* Exercise details
Your answer is a single number: the count of lines that contain the string "JSON".

* Data provided

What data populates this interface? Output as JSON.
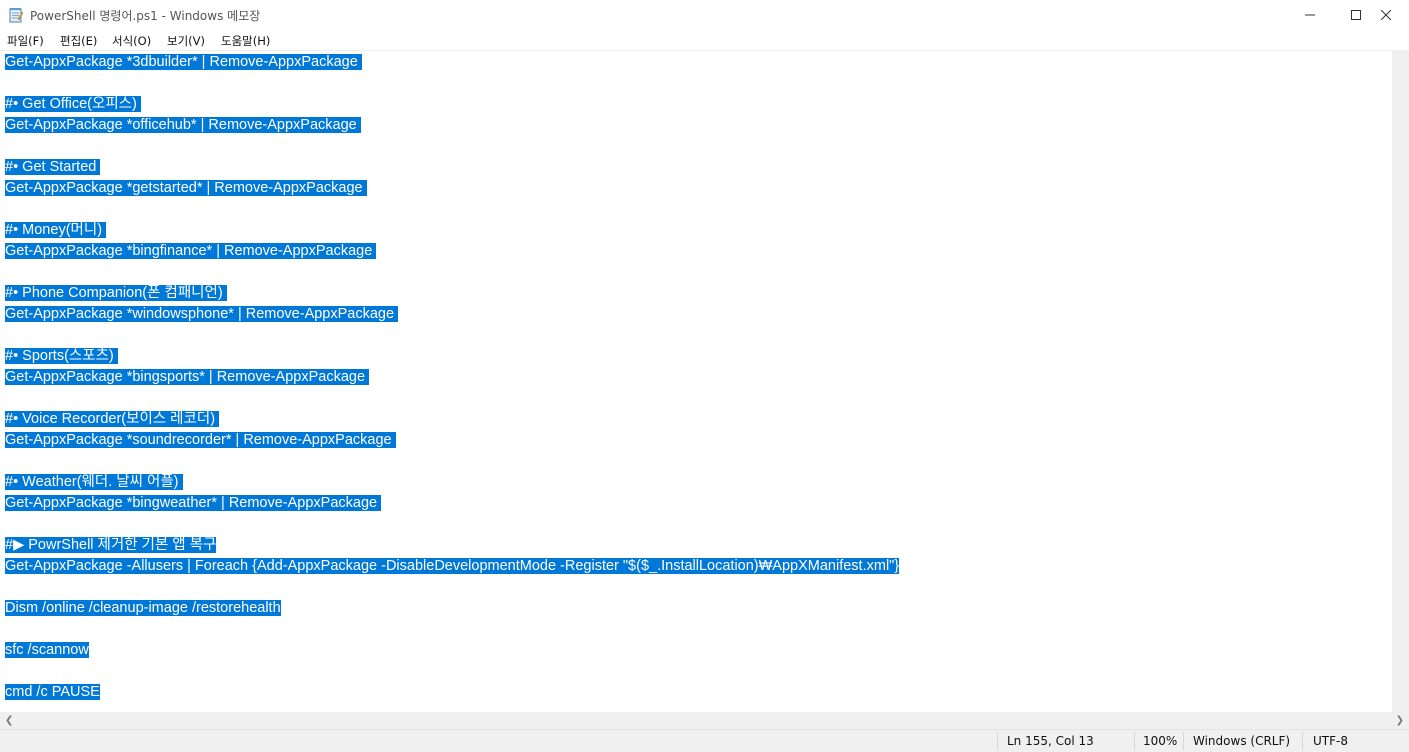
{
  "window": {
    "title": "PowerShell 명령어.ps1 - Windows 메모장"
  },
  "menu": [
    {
      "label": "파일(F)"
    },
    {
      "label": "편집(E)"
    },
    {
      "label": "서식(O)"
    },
    {
      "label": "보기(V)"
    },
    {
      "label": "도움말(H)"
    }
  ],
  "editor": {
    "lines": [
      "Get-AppxPackage *3dbuilder* | Remove-AppxPackage ",
      "#• Get Office(오피스) ",
      "Get-AppxPackage *officehub* | Remove-AppxPackage ",
      "#• Get Started ",
      "Get-AppxPackage *getstarted* | Remove-AppxPackage ",
      "#• Money(머니) ",
      "Get-AppxPackage *bingfinance* | Remove-AppxPackage ",
      "#• Phone Companion(폰 컴패니언) ",
      "Get-AppxPackage *windowsphone* | Remove-AppxPackage ",
      "#• Sports(스포츠) ",
      "Get-AppxPackage *bingsports* | Remove-AppxPackage ",
      "#• Voice Recorder(보이스 레코더) ",
      "Get-AppxPackage *soundrecorder* | Remove-AppxPackage ",
      "#• Weather(웨더. 날씨 어플) ",
      "Get-AppxPackage *bingweather* | Remove-AppxPackage ",
      "#▶ PowrShell 제거한 기본 앱 복구",
      "Get-AppxPackage -Allusers | Foreach {Add-AppxPackage -DisableDevelopmentMode -Register \"$($_.InstallLocation)₩AppXManifest.xml\"}",
      "Dism /online /cleanup-image /restorehealth",
      "sfc /scannow",
      "cmd /c PAUSE"
    ]
  },
  "status": {
    "position": "Ln 155, Col 13",
    "zoom": "100%",
    "line_ending": "Windows (CRLF)",
    "encoding": "UTF-8"
  },
  "colors": {
    "selection": "#0078d7",
    "selection_text": "#ffffff"
  }
}
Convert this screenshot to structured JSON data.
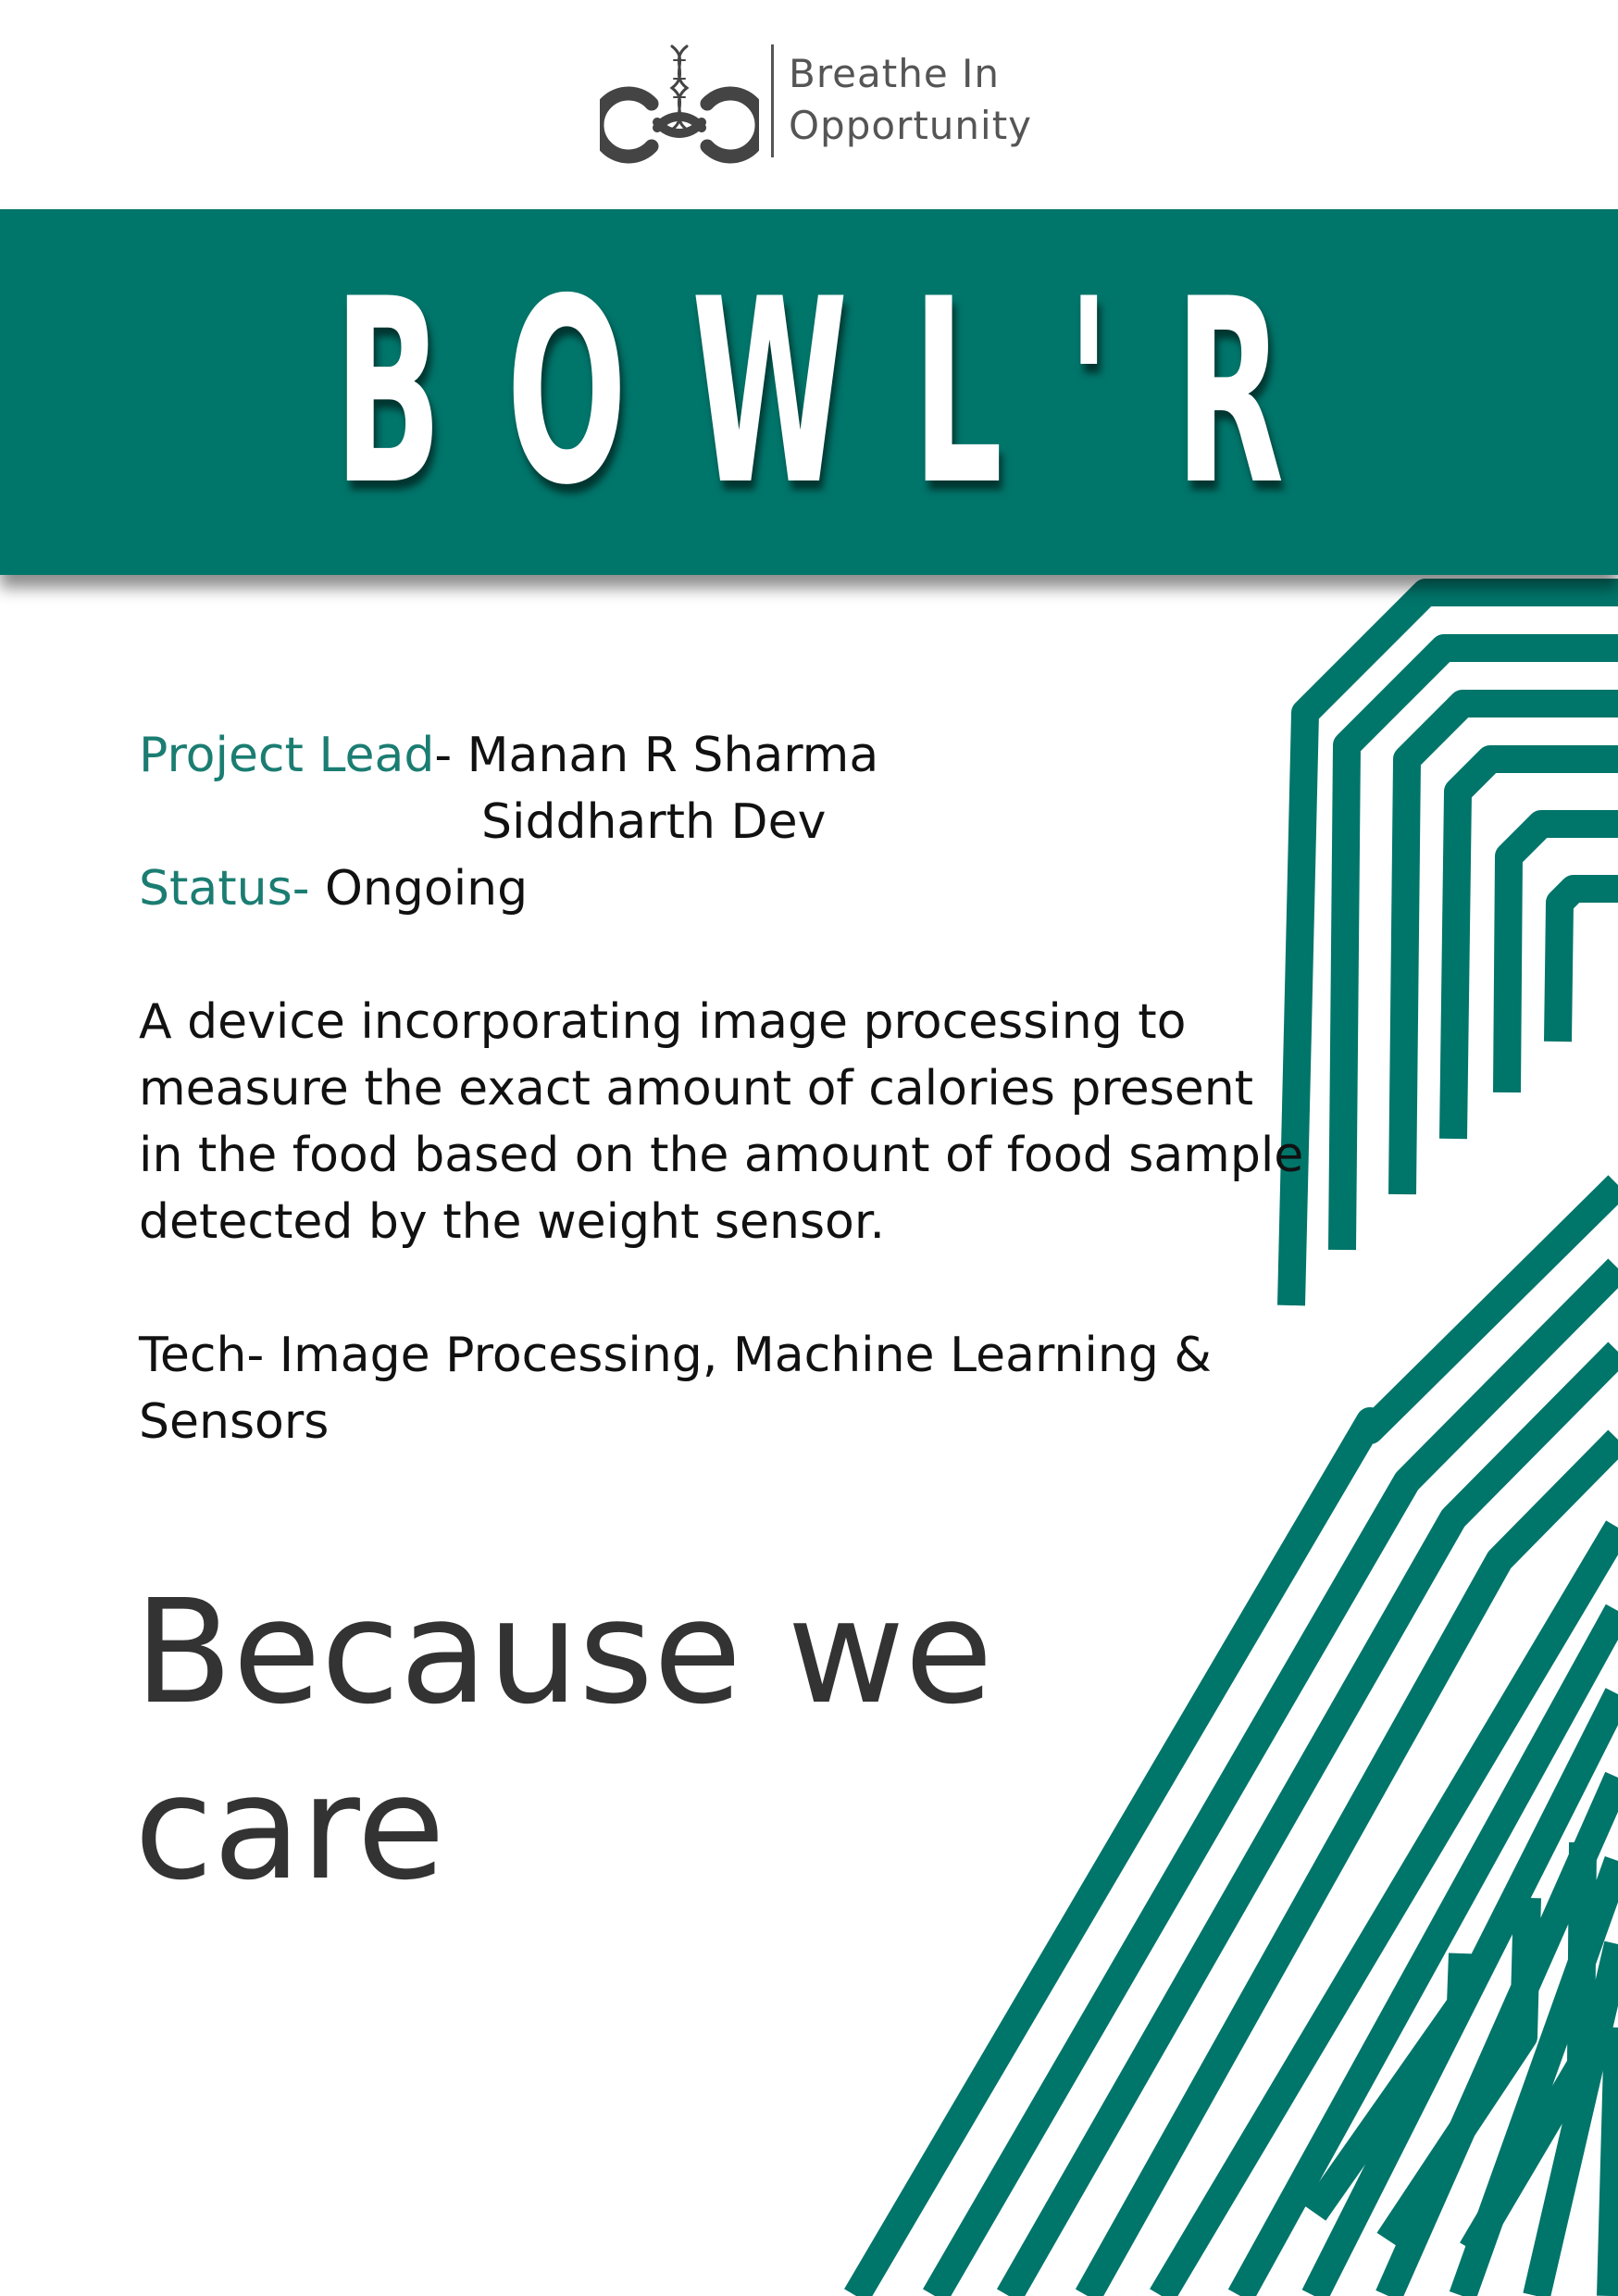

* The solution
2